> WHAT TO DO:
Which of the rows below contain the string "projection"? Pull out each of those rows in full.

Element and coordinate records:
★ ★ ★ ★ ★ ★ ★
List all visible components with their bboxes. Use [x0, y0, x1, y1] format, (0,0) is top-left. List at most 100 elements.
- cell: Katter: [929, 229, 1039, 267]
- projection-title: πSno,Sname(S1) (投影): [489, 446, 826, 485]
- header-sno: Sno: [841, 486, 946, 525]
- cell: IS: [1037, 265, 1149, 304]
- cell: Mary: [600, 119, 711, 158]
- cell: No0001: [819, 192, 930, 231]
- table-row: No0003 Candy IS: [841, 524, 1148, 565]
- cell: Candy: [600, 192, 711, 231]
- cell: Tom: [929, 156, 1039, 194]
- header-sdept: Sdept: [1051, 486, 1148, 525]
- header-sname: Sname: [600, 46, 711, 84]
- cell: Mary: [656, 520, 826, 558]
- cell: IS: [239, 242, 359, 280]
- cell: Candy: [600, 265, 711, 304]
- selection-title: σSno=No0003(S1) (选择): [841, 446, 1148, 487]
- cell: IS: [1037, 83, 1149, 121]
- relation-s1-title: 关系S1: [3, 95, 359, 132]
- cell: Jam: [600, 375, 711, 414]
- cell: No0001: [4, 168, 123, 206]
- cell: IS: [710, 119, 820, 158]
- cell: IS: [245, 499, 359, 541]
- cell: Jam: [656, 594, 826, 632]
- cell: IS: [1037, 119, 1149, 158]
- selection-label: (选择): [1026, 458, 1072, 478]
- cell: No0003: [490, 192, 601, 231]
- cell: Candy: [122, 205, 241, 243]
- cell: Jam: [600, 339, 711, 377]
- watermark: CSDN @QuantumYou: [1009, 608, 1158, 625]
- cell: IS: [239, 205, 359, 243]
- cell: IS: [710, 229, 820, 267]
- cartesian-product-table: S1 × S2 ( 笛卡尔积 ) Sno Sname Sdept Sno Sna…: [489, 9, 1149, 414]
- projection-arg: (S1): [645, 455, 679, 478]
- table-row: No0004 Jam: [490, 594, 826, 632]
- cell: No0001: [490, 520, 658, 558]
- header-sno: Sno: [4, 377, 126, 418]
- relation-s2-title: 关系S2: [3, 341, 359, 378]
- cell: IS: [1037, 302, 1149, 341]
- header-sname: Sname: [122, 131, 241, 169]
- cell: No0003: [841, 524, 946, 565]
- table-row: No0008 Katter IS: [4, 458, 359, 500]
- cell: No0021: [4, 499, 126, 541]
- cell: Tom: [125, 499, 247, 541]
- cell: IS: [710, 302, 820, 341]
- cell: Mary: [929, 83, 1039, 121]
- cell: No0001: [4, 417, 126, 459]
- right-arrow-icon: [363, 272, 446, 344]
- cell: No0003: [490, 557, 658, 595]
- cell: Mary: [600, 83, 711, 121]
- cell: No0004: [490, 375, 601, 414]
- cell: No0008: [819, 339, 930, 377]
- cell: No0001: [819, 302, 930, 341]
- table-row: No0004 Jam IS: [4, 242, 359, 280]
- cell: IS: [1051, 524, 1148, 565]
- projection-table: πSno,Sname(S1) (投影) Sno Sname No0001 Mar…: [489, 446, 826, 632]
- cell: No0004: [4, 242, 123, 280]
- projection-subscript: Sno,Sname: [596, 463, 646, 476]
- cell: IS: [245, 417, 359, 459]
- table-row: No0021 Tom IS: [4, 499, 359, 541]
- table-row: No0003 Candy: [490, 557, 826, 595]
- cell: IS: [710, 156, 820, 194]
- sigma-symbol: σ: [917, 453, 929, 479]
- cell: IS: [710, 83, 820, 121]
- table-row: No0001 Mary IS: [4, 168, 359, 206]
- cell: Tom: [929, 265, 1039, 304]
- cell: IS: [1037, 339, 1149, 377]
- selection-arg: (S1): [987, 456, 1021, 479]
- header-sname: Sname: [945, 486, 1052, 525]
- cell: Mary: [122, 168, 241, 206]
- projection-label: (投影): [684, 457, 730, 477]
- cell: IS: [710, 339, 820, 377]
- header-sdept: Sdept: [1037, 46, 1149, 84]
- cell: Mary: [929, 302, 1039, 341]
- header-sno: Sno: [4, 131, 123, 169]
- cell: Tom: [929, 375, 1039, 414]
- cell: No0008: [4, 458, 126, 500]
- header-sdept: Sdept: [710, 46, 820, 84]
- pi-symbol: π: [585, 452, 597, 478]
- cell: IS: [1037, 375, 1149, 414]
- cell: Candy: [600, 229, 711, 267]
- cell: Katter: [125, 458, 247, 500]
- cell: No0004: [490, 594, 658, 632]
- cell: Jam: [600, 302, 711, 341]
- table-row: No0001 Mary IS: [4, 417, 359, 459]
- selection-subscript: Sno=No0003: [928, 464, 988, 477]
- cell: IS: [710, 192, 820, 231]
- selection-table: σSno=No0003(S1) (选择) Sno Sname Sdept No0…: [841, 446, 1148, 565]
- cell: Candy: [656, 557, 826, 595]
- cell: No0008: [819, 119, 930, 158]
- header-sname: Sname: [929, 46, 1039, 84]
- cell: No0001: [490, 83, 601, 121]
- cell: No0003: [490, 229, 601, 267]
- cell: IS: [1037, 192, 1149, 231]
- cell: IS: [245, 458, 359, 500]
★ ★ ★ ★ ★ ★ ★
> EXERCISE OUTPUT:
- projection-title: πSno,Sname(S1) (投影): [489, 446, 826, 485]
- projection-arg: (S1): [645, 455, 679, 478]
- projection-table: πSno,Sname(S1) (投影) Sno Sname No0001 Mar…: [489, 446, 826, 632]
- projection-subscript: Sno,Sname: [596, 463, 646, 476]
- projection-label: (投影): [684, 457, 730, 477]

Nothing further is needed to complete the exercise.